Collected data
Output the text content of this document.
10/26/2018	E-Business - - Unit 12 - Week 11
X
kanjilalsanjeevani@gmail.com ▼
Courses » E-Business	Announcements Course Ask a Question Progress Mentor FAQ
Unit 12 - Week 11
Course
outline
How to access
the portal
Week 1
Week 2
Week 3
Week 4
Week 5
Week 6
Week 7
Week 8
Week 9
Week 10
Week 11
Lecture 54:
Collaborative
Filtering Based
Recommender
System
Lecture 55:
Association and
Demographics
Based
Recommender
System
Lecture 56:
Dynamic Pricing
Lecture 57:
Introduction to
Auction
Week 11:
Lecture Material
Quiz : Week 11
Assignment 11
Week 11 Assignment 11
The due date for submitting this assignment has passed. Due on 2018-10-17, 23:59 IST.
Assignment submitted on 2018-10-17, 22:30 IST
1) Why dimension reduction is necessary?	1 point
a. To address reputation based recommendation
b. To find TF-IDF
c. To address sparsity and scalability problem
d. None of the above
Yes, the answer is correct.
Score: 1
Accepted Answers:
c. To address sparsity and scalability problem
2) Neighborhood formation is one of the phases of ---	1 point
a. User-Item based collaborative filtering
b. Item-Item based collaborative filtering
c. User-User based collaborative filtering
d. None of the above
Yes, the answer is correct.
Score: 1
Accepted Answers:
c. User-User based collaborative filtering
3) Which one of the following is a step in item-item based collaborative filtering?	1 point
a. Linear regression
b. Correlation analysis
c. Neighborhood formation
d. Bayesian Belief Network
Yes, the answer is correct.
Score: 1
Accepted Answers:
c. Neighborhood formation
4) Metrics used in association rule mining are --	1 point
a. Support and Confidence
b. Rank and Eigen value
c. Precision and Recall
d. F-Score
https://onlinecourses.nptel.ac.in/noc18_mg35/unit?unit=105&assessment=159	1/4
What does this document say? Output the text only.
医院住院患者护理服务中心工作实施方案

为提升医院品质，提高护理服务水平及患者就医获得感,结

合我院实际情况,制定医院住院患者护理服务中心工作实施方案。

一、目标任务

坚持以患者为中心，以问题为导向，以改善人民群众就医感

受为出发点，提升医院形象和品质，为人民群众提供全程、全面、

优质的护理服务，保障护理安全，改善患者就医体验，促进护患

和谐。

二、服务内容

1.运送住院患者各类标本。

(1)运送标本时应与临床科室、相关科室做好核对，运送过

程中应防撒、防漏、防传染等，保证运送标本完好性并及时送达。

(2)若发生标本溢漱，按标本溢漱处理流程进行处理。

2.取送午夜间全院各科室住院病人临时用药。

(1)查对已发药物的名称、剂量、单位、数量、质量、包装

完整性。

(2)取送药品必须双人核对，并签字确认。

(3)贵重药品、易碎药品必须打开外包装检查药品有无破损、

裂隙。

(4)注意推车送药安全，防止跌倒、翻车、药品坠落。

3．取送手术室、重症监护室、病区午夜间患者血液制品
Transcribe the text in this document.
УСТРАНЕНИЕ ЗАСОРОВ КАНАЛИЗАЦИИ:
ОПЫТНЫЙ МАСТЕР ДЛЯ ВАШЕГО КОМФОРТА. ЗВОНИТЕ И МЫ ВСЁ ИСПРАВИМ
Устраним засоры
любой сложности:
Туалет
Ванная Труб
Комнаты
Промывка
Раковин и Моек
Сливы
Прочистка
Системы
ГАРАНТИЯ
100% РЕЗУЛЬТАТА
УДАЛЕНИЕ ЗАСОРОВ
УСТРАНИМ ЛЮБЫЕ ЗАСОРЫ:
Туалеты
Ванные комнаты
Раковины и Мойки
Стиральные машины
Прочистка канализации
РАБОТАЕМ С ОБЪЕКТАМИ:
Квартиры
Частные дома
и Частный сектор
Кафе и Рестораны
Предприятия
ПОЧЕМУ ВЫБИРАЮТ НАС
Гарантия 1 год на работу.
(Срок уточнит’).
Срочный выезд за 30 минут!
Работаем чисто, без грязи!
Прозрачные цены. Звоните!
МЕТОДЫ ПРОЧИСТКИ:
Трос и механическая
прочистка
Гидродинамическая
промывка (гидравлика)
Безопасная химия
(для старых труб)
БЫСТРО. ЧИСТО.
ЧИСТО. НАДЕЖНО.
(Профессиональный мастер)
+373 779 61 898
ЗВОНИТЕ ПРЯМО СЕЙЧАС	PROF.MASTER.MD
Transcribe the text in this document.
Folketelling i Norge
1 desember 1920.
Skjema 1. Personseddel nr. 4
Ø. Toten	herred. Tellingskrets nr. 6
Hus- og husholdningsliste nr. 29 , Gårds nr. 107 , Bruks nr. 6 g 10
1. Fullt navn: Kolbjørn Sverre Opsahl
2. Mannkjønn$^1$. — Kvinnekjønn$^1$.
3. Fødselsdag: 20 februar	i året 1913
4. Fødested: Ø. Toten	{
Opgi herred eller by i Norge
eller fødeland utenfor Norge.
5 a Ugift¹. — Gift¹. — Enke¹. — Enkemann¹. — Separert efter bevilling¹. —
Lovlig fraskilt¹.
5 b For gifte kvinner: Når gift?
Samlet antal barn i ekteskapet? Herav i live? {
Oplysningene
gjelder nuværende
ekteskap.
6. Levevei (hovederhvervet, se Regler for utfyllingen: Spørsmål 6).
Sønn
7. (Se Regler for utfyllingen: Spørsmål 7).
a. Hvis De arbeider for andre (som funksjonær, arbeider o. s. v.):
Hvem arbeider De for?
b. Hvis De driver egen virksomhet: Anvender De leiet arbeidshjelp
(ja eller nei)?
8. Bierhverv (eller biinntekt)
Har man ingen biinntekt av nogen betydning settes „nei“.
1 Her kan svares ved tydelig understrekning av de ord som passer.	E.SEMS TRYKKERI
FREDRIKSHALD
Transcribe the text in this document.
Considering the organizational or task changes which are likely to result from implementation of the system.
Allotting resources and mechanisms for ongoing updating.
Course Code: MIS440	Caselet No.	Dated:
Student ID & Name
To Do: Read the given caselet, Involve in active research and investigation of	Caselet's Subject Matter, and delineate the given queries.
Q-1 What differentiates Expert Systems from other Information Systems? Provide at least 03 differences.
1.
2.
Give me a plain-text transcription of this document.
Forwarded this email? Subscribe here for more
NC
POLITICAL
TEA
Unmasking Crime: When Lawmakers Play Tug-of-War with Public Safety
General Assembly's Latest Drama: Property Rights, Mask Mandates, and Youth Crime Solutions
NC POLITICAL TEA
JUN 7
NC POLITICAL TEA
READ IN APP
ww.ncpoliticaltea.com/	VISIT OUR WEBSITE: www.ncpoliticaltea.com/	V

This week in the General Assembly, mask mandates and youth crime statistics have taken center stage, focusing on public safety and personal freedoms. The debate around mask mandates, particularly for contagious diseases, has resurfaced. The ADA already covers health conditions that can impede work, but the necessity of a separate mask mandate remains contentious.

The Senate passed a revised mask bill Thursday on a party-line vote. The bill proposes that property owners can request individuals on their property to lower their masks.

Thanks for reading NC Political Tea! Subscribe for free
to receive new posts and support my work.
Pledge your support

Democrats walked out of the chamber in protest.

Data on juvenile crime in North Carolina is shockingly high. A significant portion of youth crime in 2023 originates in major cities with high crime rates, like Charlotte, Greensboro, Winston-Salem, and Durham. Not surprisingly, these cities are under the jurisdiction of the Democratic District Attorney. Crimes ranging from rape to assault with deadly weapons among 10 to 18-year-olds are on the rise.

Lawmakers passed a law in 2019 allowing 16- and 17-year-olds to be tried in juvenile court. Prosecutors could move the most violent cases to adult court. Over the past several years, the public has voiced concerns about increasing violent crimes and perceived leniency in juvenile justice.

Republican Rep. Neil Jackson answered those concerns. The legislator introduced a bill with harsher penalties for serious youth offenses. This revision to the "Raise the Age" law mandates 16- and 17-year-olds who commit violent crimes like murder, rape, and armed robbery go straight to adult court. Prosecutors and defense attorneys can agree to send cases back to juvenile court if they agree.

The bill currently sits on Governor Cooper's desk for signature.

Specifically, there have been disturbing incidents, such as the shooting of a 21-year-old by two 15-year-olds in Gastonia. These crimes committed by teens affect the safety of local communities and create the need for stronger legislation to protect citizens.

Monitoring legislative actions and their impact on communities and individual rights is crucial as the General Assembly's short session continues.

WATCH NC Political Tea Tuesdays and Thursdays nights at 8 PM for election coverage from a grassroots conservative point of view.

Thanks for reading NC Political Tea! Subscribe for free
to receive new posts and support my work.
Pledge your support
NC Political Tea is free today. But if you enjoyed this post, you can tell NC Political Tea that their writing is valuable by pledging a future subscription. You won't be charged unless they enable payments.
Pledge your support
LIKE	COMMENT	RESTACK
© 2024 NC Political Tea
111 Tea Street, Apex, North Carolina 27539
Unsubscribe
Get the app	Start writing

__SET TASK__.
From the listing above, copy every line that includes the word "Lecture".

__ANSWER TO THIS TASK__.
Lecture 54:
Lecture 55:
Lecture 56:
Lecture 57:
Lecture Material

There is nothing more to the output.